GIVEN PROBLEM> Write out the material again exactly, please, and omit the pictures.

Dataset records
####################
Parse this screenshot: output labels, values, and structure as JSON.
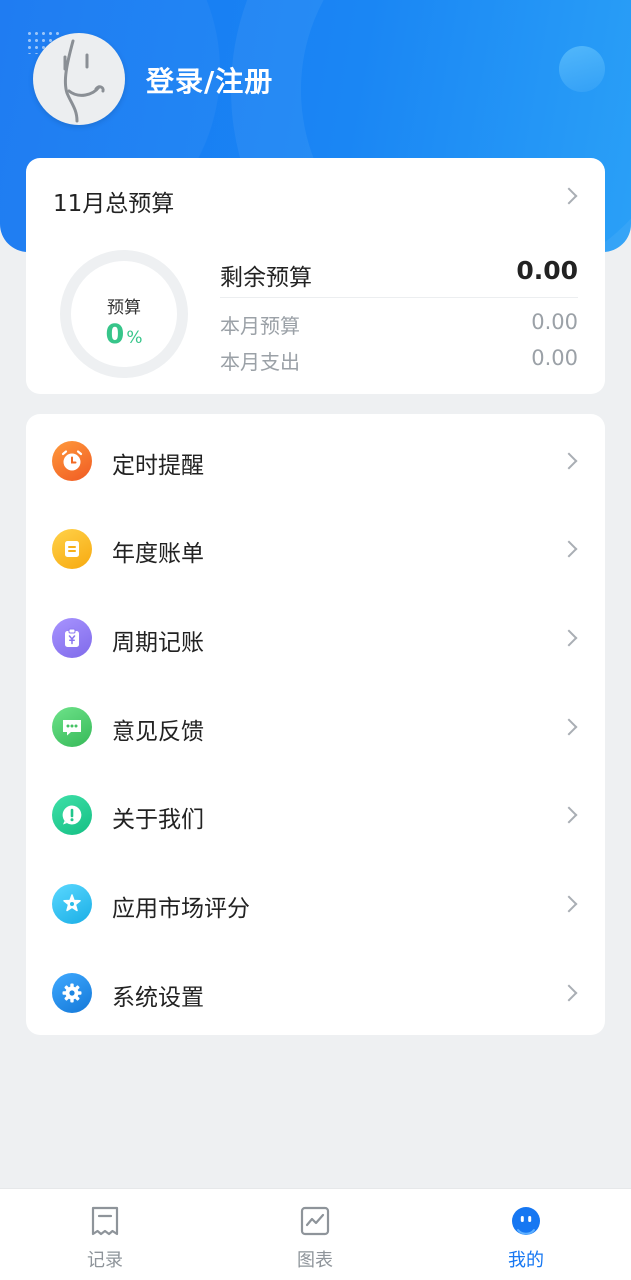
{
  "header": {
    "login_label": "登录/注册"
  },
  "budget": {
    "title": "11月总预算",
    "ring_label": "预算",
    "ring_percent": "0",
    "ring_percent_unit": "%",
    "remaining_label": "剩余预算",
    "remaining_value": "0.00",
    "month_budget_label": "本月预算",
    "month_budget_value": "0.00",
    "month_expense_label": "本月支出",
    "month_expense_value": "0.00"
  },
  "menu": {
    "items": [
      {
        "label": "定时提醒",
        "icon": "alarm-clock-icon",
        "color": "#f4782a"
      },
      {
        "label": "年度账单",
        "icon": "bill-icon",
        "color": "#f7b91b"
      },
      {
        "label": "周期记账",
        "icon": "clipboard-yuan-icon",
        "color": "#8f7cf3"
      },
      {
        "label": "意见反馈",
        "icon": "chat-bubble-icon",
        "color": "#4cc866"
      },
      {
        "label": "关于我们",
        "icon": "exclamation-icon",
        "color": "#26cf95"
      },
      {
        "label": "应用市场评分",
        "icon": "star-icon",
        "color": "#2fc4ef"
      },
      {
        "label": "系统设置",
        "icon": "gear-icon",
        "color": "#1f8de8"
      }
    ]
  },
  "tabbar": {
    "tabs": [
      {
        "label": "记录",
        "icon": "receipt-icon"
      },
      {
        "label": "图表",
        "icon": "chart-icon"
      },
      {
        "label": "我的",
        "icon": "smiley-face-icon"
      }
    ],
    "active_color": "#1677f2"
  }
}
####################
RESULT OF THE EXERCISE>
Parse this screenshot: output labels, values, and structure as JSON.
{
  "header": {
    "login_label": "登录/注册"
  },
  "budget": {
    "title": "11月总预算",
    "ring_label": "预算",
    "ring_percent": "0",
    "ring_percent_unit": "%",
    "remaining_label": "剩余预算",
    "remaining_value": "0.00",
    "month_budget_label": "本月预算",
    "month_budget_value": "0.00",
    "month_expense_label": "本月支出",
    "month_expense_value": "0.00"
  },
  "menu": {
    "items": [
      {
        "label": "定时提醒",
        "icon": "alarm-clock-icon",
        "color": "#f4782a"
      },
      {
        "label": "年度账单",
        "icon": "bill-icon",
        "color": "#f7b91b"
      },
      {
        "label": "周期记账",
        "icon": "clipboard-yuan-icon",
        "color": "#8f7cf3"
      },
      {
        "label": "意见反馈",
        "icon": "chat-bubble-icon",
        "color": "#4cc866"
      },
      {
        "label": "关于我们",
        "icon": "exclamation-icon",
        "color": "#26cf95"
      },
      {
        "label": "应用市场评分",
        "icon": "star-icon",
        "color": "#2fc4ef"
      },
      {
        "label": "系统设置",
        "icon": "gear-icon",
        "color": "#1f8de8"
      }
    ]
  },
  "tabbar": {
    "tabs": [
      {
        "label": "记录",
        "icon": "receipt-icon"
      },
      {
        "label": "图表",
        "icon": "chart-icon"
      },
      {
        "label": "我的",
        "icon": "smiley-face-icon"
      }
    ],
    "active_color": "#1677f2"
  }
}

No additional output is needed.